Search the material below for the word "title". Copy every line that has it.

──────────────────────────────

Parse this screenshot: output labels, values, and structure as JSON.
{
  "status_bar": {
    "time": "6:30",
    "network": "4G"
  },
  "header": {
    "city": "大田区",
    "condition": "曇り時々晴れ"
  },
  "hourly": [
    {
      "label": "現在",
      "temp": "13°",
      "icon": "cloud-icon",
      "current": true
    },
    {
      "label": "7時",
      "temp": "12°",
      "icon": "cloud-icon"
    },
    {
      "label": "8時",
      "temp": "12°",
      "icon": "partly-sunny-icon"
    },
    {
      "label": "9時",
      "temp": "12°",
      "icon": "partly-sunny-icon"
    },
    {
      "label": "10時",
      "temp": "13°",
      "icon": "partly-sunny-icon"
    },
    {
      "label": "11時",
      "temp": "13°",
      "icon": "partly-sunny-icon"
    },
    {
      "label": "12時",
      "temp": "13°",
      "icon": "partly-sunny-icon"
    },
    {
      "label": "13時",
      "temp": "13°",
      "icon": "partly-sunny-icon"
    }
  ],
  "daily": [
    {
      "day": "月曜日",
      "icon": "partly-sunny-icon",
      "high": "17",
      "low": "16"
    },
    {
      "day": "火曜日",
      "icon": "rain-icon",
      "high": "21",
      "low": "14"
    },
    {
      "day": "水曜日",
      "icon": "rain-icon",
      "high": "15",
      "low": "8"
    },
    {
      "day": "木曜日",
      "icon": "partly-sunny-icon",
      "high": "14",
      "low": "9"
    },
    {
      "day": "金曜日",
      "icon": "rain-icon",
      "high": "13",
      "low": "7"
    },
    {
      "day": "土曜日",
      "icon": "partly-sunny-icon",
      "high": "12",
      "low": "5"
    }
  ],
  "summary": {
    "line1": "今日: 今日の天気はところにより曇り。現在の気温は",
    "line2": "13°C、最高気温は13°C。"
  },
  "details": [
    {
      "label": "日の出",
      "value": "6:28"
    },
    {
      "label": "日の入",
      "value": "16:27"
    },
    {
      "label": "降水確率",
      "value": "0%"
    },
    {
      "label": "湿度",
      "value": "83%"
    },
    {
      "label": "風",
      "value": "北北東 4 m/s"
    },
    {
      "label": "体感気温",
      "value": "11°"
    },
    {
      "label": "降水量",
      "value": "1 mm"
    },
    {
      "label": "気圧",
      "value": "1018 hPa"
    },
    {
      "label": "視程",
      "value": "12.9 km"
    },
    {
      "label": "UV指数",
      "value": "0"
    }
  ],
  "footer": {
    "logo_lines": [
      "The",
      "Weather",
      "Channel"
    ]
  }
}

──────────────────────────────

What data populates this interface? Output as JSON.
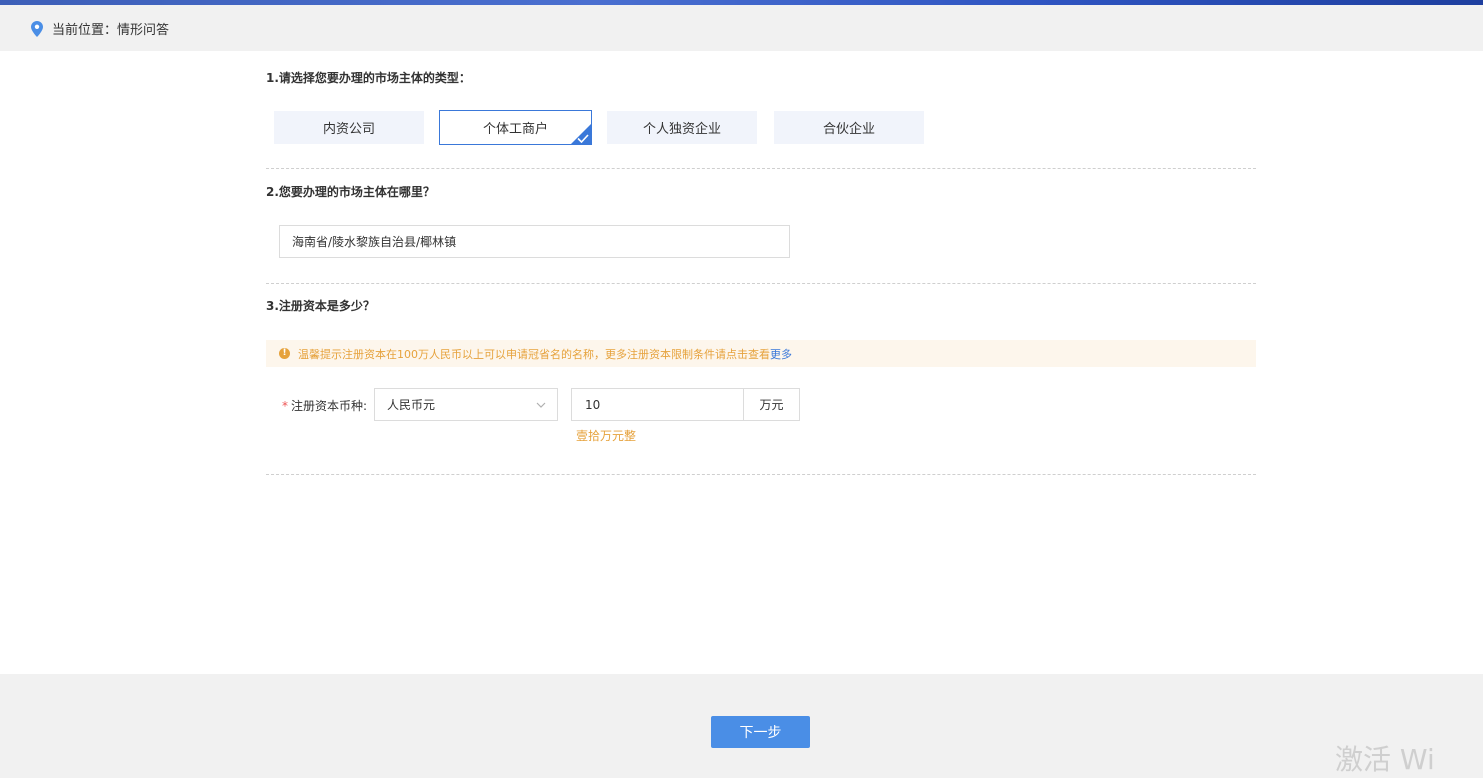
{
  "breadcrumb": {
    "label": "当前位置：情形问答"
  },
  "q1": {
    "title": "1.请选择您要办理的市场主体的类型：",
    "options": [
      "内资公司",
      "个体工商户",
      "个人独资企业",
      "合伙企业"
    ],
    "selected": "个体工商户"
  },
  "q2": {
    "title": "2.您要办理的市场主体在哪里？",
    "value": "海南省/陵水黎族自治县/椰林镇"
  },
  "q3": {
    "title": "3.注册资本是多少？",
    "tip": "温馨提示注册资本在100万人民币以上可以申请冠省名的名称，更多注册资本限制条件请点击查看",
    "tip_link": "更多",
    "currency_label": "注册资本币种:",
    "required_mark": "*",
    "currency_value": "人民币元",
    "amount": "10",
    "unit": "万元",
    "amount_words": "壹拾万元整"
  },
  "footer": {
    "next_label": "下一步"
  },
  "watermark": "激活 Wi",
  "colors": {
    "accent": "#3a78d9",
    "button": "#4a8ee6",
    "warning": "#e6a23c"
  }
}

──────────────────────────────

Result below:
    "title": "1.请选择您要办理的市场主体的类型：",
    "title": "2.您要办理的市场主体在哪里？",
    "title": "3.注册资本是多少？",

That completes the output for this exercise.